Search the listing below for the word "they" and copy each line that holds it.

─── Provided data

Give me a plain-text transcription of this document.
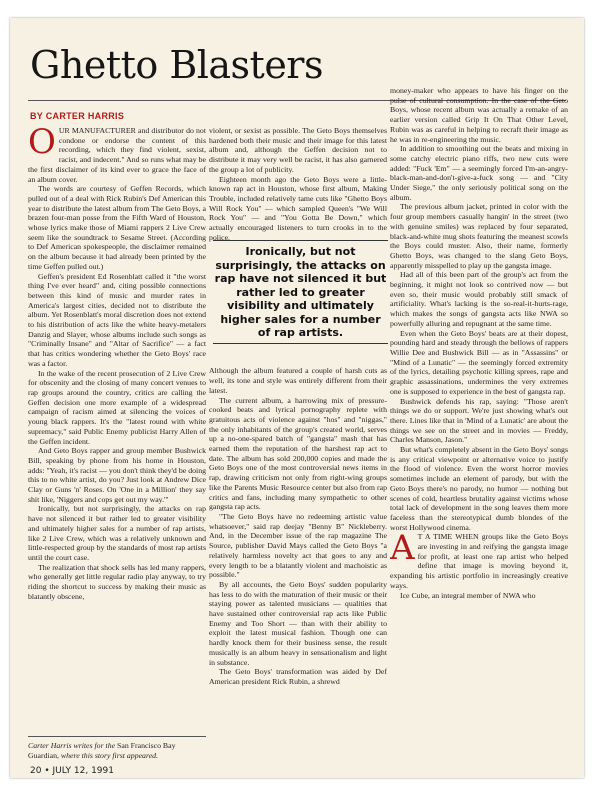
Ghetto Blasters
BY CARTER HARRIS

OUR MANUFACTURER and distributor do not condone or endorse the content of this recording, which they find violent, sexist, racist, and indecent." And so runs what may be the first disclaimer of its kind ever to grace the face of an album cover.

The words are courtesy of Geffen Records, which pulled out of a deal with Rick Rubin's Def American this year to distribute the latest album from The Geto Boys, a brazen four-man posse from the Fifth Ward of Houston, whose lyrics make those of Miami rappers 2 Live Crew seem like the soundtrack to Sesame Street. (According to Def American spokespeople, the disclaimer remained on the album because it had already been printed by the time Geffen pulled out.)

Geffen's president Ed Rosenblatt called it "the worst thing I've ever heard" and, citing possible connections between this kind of music and murder rates in America's largest cities, decided not to distribute the album. Yet Rosenblatt's moral discretion does not extend to his distribution of acts like the white heavy-metalers Danzig and Slayer, whose albums include such songs as "Criminally Insane" and "Altar of Sacrifice" — a fact that has critics wondering whether the Geto Boys' race was a factor.

In the wake of the recent prosecution of 2 Live Crew for obscenity and the closing of many concert venues to rap groups around the country, critics are calling the Geffen decision one more example of a widespread campaign of racism aimed at silencing the voices of young black rappers. It's the "latest round with white supremacy," said Public Enemy publicist Harry Allen of the Geffen incident.

And Geto Boys rapper and group member Bushwick Bill, speaking by phone from his home in Houston, adds: "Yeah, it's racist — you don't think they'd be doing this to no white artist, do you? Just look at Andrew Dice Clay or Guns 'n' Roses. On 'One in a Million' they say shit like, 'Niggers and cops get out my way.'"

Ironically, but not surprisingly, the attacks on rap have not silenced it but rather led to greater visibility and ultimately higher sales for a number of rap artists, like 2 Live Crew, which was a relatively unknown and little-respected group by the standards of most rap artists until the court case.

The realization that shock sells has led many rappers, who generally get little regular radio play anyway, to try riding the shortcut to success by making their music as blatantly obscene,

violent, or sexist as possible. The Geto Boys themselves hardened both their music and their image for this latest album and, although the Geffen decision not to distribute it may very well be racist, it has also garnered the group a lot of publicity.

Eighteen month ago the Geto Boys were a little-known rap act in Houston, whose first album, Making Trouble, included relatively tame cuts like "Ghetto Boys Will Rock You" — which sampled Queen's "We Will Rock You" — and "You Gotta Be Down," which actually encouraged listeners to turn crooks in to the police.

Although the album featured a couple of harsh cuts as well, its tone and style was entirely different from their latest.

The current album, a harrowing mix of pressure-cooked beats and lyrical pornography replete with gratuitous acts of violence against "hos" and "niggas," the only inhabitants of the group's created world, serves up a no-one-spared batch of "gangsta" mash that has earned them the reputation of the harshest rap act to date. The album has sold 200,000 copies and made the Geto Boys one of the most controversial news items in rap, drawing criticism not only from right-wing groups like the Parents Music Resource center but also from rap critics and fans, including many sympathetic to other gangsta rap acts.

"The Geto Boys have no redeeming artistic value whatsoever," said rap deejay "Benny B" Nickleberry. And, in the December issue of the rap magazine The Source, publisher David Mays called the Geto Boys "a relatively harmless novelty act that goes to any and every length to be a blatantly violent and machoistic as possible."

By all accounts, the Geto Boys' sudden popularity has less to do with the maturation of their music or their staying power as talented musicians — qualities that have sustained other controversial rap acts like Public Enemy and Too Short — than with their ability to exploit the latest musical fashion. Though one can hardly knock them for their business sense, the result musically is an album heavy in sensationalism and light in substance.

The Geto Boys' transformation was aided by Def American president Rick Rubin, a shrewd

money-maker who appears to have his finger on the pulse of cultural consumption. In the case of the Geto Boys, whose recent album was actually a remake of an earlier version called Grip It On That Other Level, Rubin was as careful in helping to recraft their image as he was in re-engineering the music.

In addition to smoothing out the beats and mixing in some catchy electric piano riffs, two new cuts were added: "Fuck 'Em" — a seemingly forced I'm-an-angry-black-man-and-don't-give-a-fuck song — and "City Under Siege," the only seriously political song on the album.

The previous album jacket, printed in color with the four group members casually hangin' in the street (two with genuine smiles) was replaced by four separated, black-and-white mug shots featuring the meanest scowls the Boys could muster. Also, their name, formerly Ghetto Boys, was changed to the slang Geto Boys, apparently misspelled to play up the gangsta image.

Had all of this been part of the group's act from the beginning, it might not look so contrived now — but even so, their music would probably still smack of artificiality. What's lacking is the so-real-it-hurts-rage, which makes the songs of gangsta acts like NWA so powerfully alluring and repugnant at the same time.

Even when the Geto Boys' beats are at their dopest, pounding hard and steady through the bellows of rappers Willie Dee and Bushwick Bill — as in "Assassins" or "Mind of a Lunatic" — the seemingly forced extremity of the lyrics, detailing psychotic killing sprees, rape and graphic assassinations, undermines the very extremes one is supposed to experience in the best of gangsta rap.

Bushwick defends his rap, saying: "Those aren't things we do or support. We're just showing what's out there. Lines like that in 'Mind of a Lunatic' are about the things we see on the street and in movies — Freddy, Charles Manson, Jason."

But what's completely absent in the Geto Boys' songs is any critical viewpoint or alternative voice to justify the flood of violence. Even the worst horror movies sometimes include an element of parody, but with the Geto Boys there's no parody, no humor — nothing but scenes of cold, heartless brutality against victims whose total lack of development in the song leaves them more faceless than the stereotypical dumb blondes of the worst Hollywood cinema.

A T A TIME WHEN groups like the Geto Boys are investing in and reifying the gangsta image for profit, at least one rap artist who helped define that image is moving beyond it, expanding his artistic portfolio in increasingly creative ways.

Ice Cube, an integral member of NWA who

Ironically, but not surprisingly, the attacks on rap have not silenced it but rather led to greater visibility and ultimately higher sales for a number of rap artists.
Carter Harris writes for the San Francisco Bay Guardian, where this story first appeared.
20 • JULY 12, 1991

──────

Finished task —
OUR MANUFACTURER and distributor do not condone or endorse the content of this recording, which they find violent, sexist, racist, and indecent." And so runs what may be the first disclaimer of its kind ever to grace the face of an album cover.
And Geto Boys rapper and group member Bushwick Bill, speaking by phone from his home in Houston, adds: "Yeah, it's racist — you don't think they'd be doing this to no white artist, do you? Just look at Andrew Dice Clay or Guns 'n' Roses. On 'One in a Million' they say shit like, 'Niggers and cops get out my way.'"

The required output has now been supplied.